● **Instruction**
Search the data for the string "如图丙所示" and extract every line where it appears.

[BEGIN Entries]

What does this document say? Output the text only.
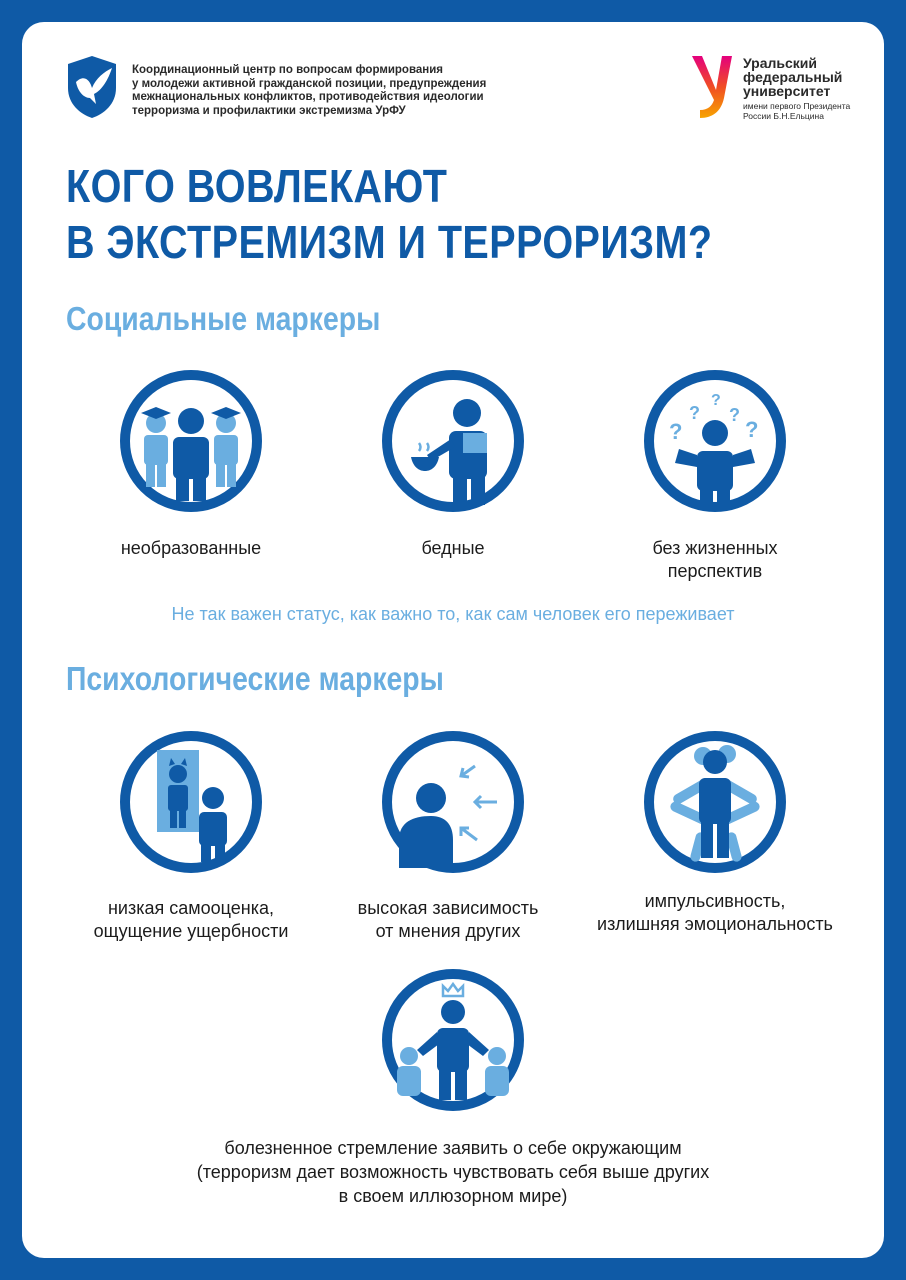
Координационный центр по вопросам формирования
у молодежи активной гражданской позиции, предупреждения
межнациональных конфликтов, противодействия идеологии
терроризма и профилактики экстремизма УрФУ
Уральский
федеральный
университет
имени первого Президента
России Б.Н.Ельцина
КОГО ВОВЛЕКАЮТ
В ЭКСТРЕМИЗМ И ТЕРРОРИЗМ?
Социальные маркеры
необразованные	бедные
?
?
?
?
?
без жизненных
перспектив
Не так важен статус, как важно то, как сам человек его переживает
Психологические маркеры
низкая самооценка,
ощущение ущербности
высокая зависимость
от мнения других
импульсивность,
излишняя эмоциональность
болезненное стремление заявить о себе окружающим
(терроризм дает возможность чувствовать себя выше других
в своем иллюзорном мире)
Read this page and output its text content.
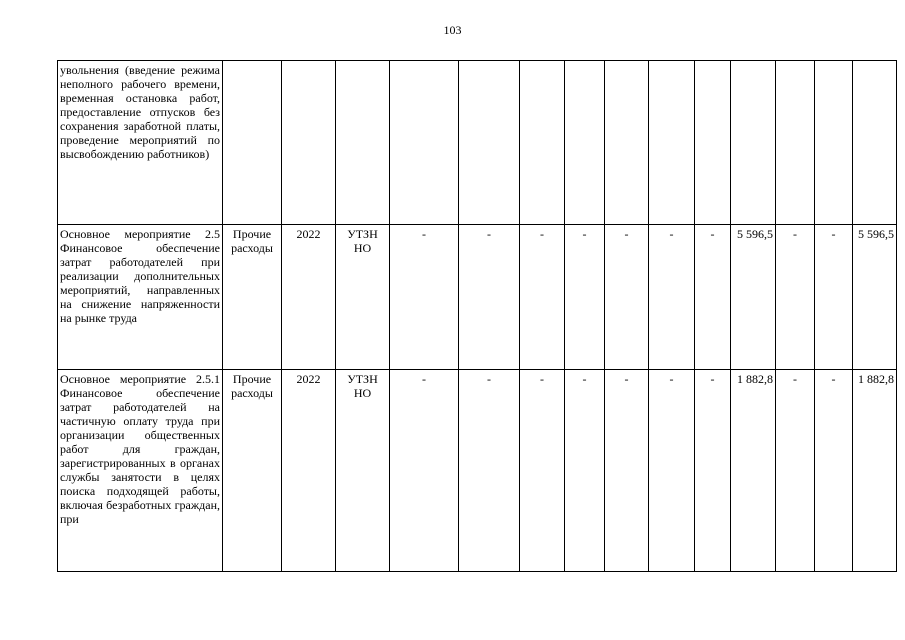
103
увольнения (введение режима неполного рабочего времени, временная остановка работ, предоставление отпусков без сохранения заработной платы, проведение мероприятий по высвобождению работников)														
Основное мероприятие 2.5 Финансовое обеспечение затрат работодателей при реализации дополнительных мероприятий, направленных на снижение напряженности на рынке труда	Прочие расходы	2022	УТЗН НО	-	-	-	-	-	-	-	5 596,5	-	-	5 596,5
Основное мероприятие 2.5.1 Финансовое обеспечение затрат работодателей на частичную оплату труда при организации общественных работ для граждан, зарегистрированных в органах службы занятости в целях поиска подходящей работы, включая безработных граждан, при	Прочие расходы	2022	УТЗН НО	-	-	-	-	-	-	-	1 882,8	-	-	1 882,8
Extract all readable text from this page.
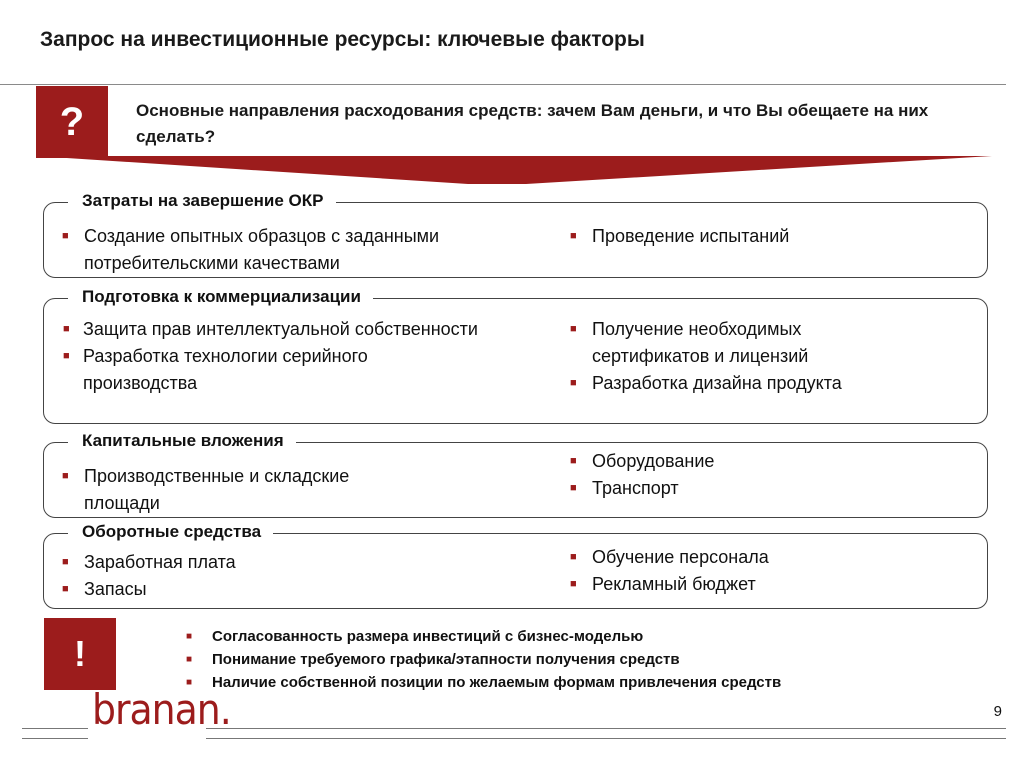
Запрос на инвестиционные ресурсы: ключевые факторы
?	Основные направления расходования средств: зачем Вам деньги, и что Вы обещаете на них сделать?
Затраты на завершение ОКР
■ Создание опытных образцов с заданными потребительскими качествами
■ Проведение испытаний
Подготовка к коммерциализации
■ Защита прав интеллектуальной собственности
■ Разработка технологии серийного производства
■ Получение необходимых сертификатов и лицензий
■ Разработка дизайна продукта
Капитальные вложения
■ Производственные и складские площади
■ Оборудование
■ Транспорт
Оборотные средства
■ Заработная плата
■ Запасы
■ Обучение персонала
■ Рекламный бюджет
!	■ Согласованность размера инвестиций с бизнес-моделью
■ Понимание требуемого графика/этапности получения средств
■ Наличие собственной позиции по желаемым формам привлечения средств
branan.	9
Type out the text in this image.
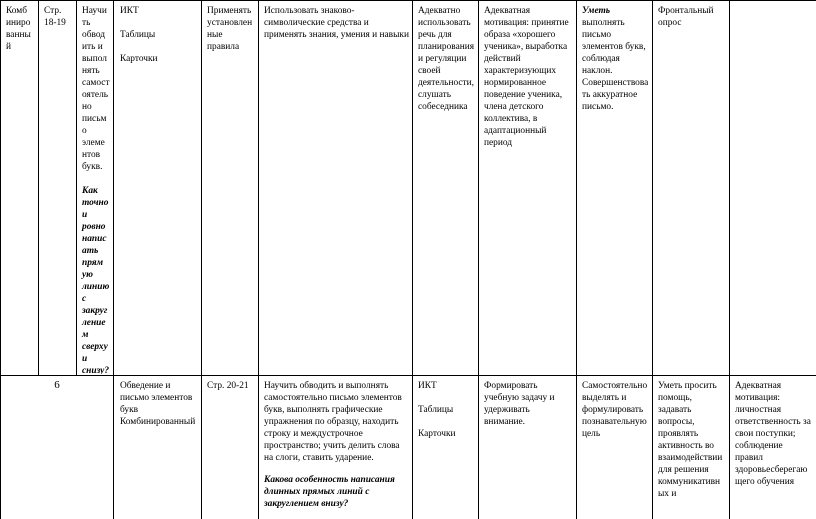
Комб иниро ванны й
Стр. 18-19
Научи ть обвод ить и выпол нять самост оятель но письм о элеме нтов букв.
Как точно и ровно напис ать прям ую линию с закруг ление м сверху и снизу?
ИКТ
Таблицы
Карточки
Применять установлен ные правила
Использовать знаково-символические средства и применять знания, умения и навыки
Адекватно использовать речь для планирования и регуляции своей деятельности, слушать собеседника
Адекватная мотивация: принятие образа «хорошего ученика», выработка действий характеризующих нормированное поведение ученика, члена детского коллектива, в адаптационный период
Уметь выполнять письмо элементов букв, соблюдая наклон. Совершенствова ть аккуратное письмо.
Фронтальный опрос
6	Обведение и письмо элементов букв Комбинированный
Стр. 20-21	Научить обводить и выполнять самостоятельно письмо элементов букв, выполнять графические упражнения по образцу, находить строку и междустрочное пространство; учить делить слова на слоги, ставить ударение.
Какова особенность написания длинных прямых линий с закруглением внизу?
ИКТ
Таблицы
Карточки
Формировать учебную задачу и удерживать внимание.
Самостоятельно выделять и формулировать познавательную цель
Уметь просить помощь, задавать вопросы, проявлять активность во взаимодействии для решения коммуникативн ых и
Адекватная мотивация: личностная ответственность за свои поступки; соблюдение правил здоровьесберегаю щего обучения
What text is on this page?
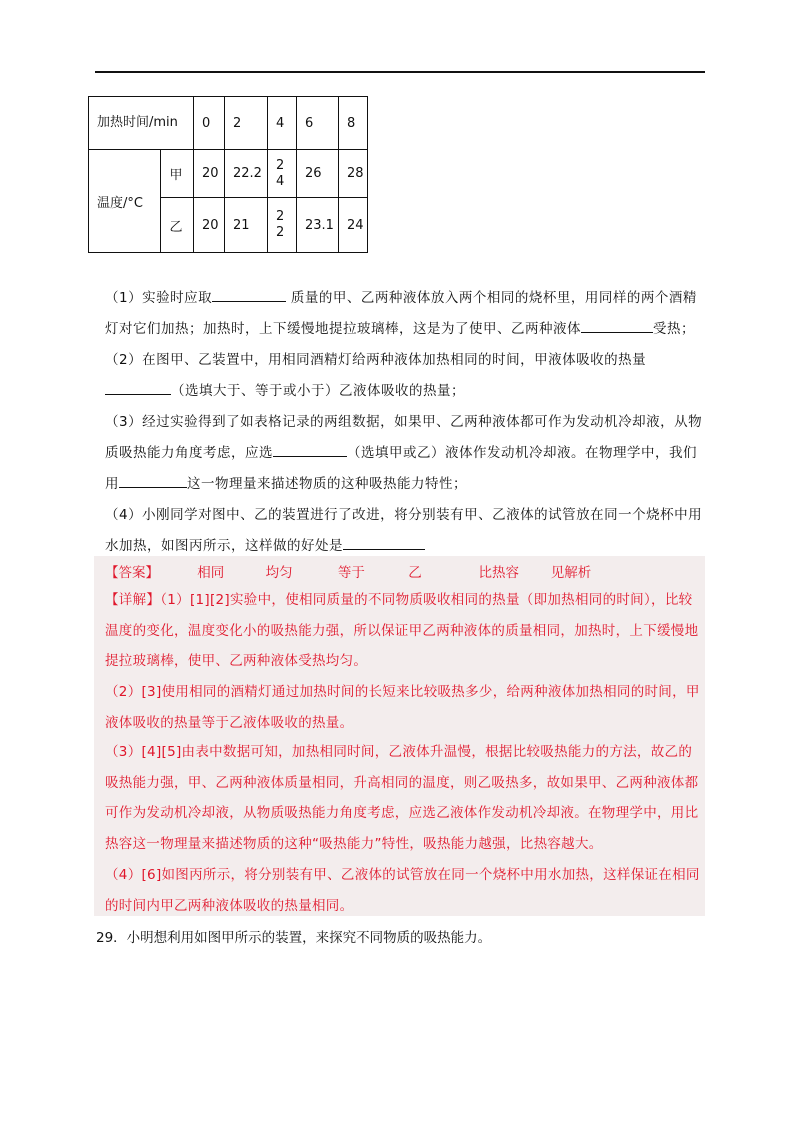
加热时间/min		0	2	4	6	8
温度/°C	甲	20	22.2	24	26	28
	乙	20	21	22	23.1	24
（1）实验时应取	质量的甲、乙两种液体放入两个相同的烧杯里，用同样的两个酒精
灯对它们加热；加热时，上下缓慢地提拉玻璃棒，这是为了使甲、乙两种液体	受热；
（2）在图甲、乙装置中，用相同酒精灯给两种液体加热相同的时间，甲液体吸收的热量
（选填大于、等于或小于）乙液体吸收的热量；
（3）经过实验得到了如表格记录的两组数据，如果甲、乙两种液体都可作为发动机冷却液，从物
质吸热能力角度考虑，应选	（选填甲或乙）液体作发动机冷却液。在物理学中，我们
用	这一物理量来描述物质的这种吸热能力特性；
（4）小刚同学对图中、乙的装置进行了改进，将分别装有甲、乙液体的试管放在同一个烧杯中用
水加热，如图丙所示，这样做的好处是
【答案】	相同	均匀	等于	乙	比热容 见解析
【详解】（1）[1][2]实验中，使相同质量的不同物质吸收相同的热量（即加热相同的时间），比较温度的变化，温度变化小的吸热能力强，所以保证甲乙两种液体的质量相同，加热时，上下缓慢地提拉玻璃棒，使甲、乙两种液体受热均匀。
（2）[3]使用相同的酒精灯通过加热时间的长短来比较吸热多少，给两种液体加热相同的时间，甲液体吸收的热量等于乙液体吸收的热量。
（3）[4][5]由表中数据可知，加热相同时间，乙液体升温慢，根据比较吸热能力的方法，故乙的吸热能力强，甲、乙两种液体质量相同，升高相同的温度，则乙吸热多，故如果甲、乙两种液体都可作为发动机冷却液，从物质吸热能力角度考虑，应选乙液体作发动机冷却液。在物理学中，用比热容这一物理量来描述物质的这种“吸热能力”特性，吸热能力越强，比热容越大。
（4）[6]如图丙所示，将分别装有甲、乙液体的试管放在同一个烧杯中用水加热，这样保证在相同的时间内甲乙两种液体吸收的热量相同。
29．小明想利用如图甲所示的装置，来探究不同物质的吸热能力。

[END Entries]

● **Result of the task**
水加热，如图丙所示，这样做的好处是
（4）[6]如图丙所示，将分别装有甲、乙液体的试管放在同一个烧杯中用水加热，这样保证在相同的时间内甲乙两种液体吸收的热量相同。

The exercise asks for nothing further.